##### Texto mostrado

Hasta donde yo sé, seguimos a Cristo, no a la cristiandad que hemos conocido o soñado melancólicamente. Despertemos de una vez; la cristiandad que supuestamente existió está muerta aunque aún no se haya dado por notificada de su defunción en ciertos ámbitos eclesiales. Y cuanto antes lo asumamos, más pronto podremos ponernos manos a la obra y reconstruir la misión de Cristo que es la Iglesia, en vez de preocuparnos de apuntalar las cuatro vigas maltrechas de un edificio cuyo expediente de ruina ya es inapelable.
Pero, sembrada la polémica, vayamos al tema del artículo de Infovaticana que parece compartir el análisis de Mallon para luego criticar su receta por no amoldarse a la única matriz conceptual que se vislumbra en este neotradicionalismo de hoy en día, que no es otra que la Misa Tradicional según su versión propia de la sacrosanta Tradición.
Me da una pereza enorme empezar a debatir sobre si la reforma de Pablo VI opacó el Misterio y las mil contradicciones que hay entre el sentimentalismo y la sana doctrina de toda la vida. Ya lo hice en su día en varios artículos: La solución a los males de la Iglesia: sotanas y misas en latín, El intransigente tradicionalismo del Oratorio de Brompton y La protestantización de los tradicionalistas católicos
Como alguien nacido a la fe en la época de Juan Pablo II y madurado en tiempos de Benedicto XVI, creo que hay una ortodoxia católica que nuestros inasequibles tradicionalistas son incapaces de procesar, de puro acostumbrados que están a combatir con los progres.
Lo que el artículo denomina conservadores de buena fe, a los que tilda de confundidos y juzga como mal enseñados, a lo mejor resulta que viven su fe en unos parámetros de comunión y obediencia, de ortodoxia y santidad, de fe y sobrenaturalidad, que a buen seguro les sorprenderían si se tomaran la molestia de conocerlos en profundidad y sin prejuicios.
Cada vez que leo un artículo del cariz del reseñado, se agolpan en mí argumentos, citas Magisteriales y experiencias vitales, que me gustaría poder esgrimir; pero me resulta un esfuerzo tan baldío y complicado que lo dejo a medias porque en mi resuena el adagio latino del extraordinario profesor que fue Pablo Dominguez: “Contra los que niegan los principios, no hay nada que discutir”.

##########
##### Fragmento de origen

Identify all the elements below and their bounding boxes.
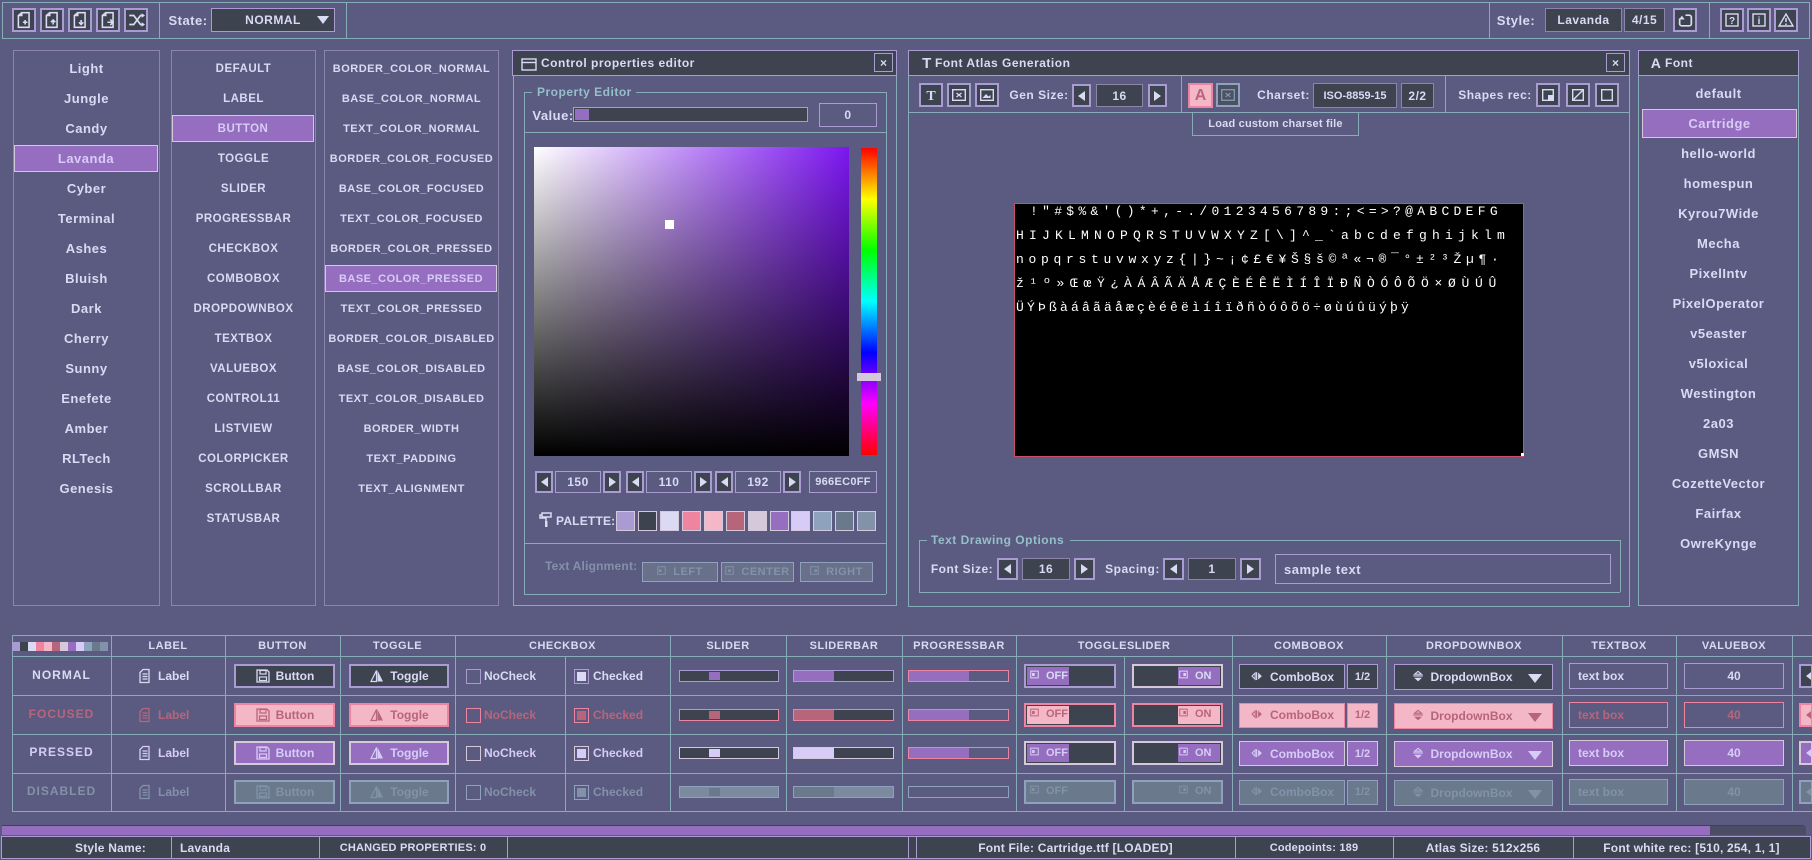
svg-text:?: ? bbox=[1729, 16, 1735, 27]
svg-text:T: T bbox=[926, 89, 936, 103]
svg-text:i: i bbox=[1758, 16, 1761, 27]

##########

◆ **Tareas y ejercicios**
1. Reproduce tal cual el fragmento del texto mostrado que empieza en las palabras "Hasta donde yo" y termina después de "ya es inapelable.".
2. Según el texto mostrado, ¿de qué profesor procede el adagio latino que se cita al final?
3. Explica, a partir del texto mostrado, por qué quien escribe deja a medias los argumentos, citas y experiencias que se le agolpan al leer artículos de ese cariz.

◆ **Problemas resueltos**
1.
Hasta donde yo sé, seguimos a Cristo, no a la cristiandad que hemos conocido o soñado melancólicamente. Despertemos de una vez; la cristiandad que supuestamente existió está muerta aunque aún no se haya dado por notificada de su defunción en ciertos ámbitos eclesiales. Y cuanto antes lo asumamos, más pronto podremos ponernos manos a la obra y reconstruir la misión de Cristo que es la Iglesia, en vez de preocuparnos de apuntalar las cuatro vigas maltrechas de un edificio cuyo expediente de ruina ya es inapelable.

2. De Pablo Dominguez.

3. Porque esgrimirlos le resulta un esfuerzo baldío y complicado. Además, resuena en su mente el adagio latino de Pablo Dominguez: «Contra los que niegan los principios, no hay nada que discutir».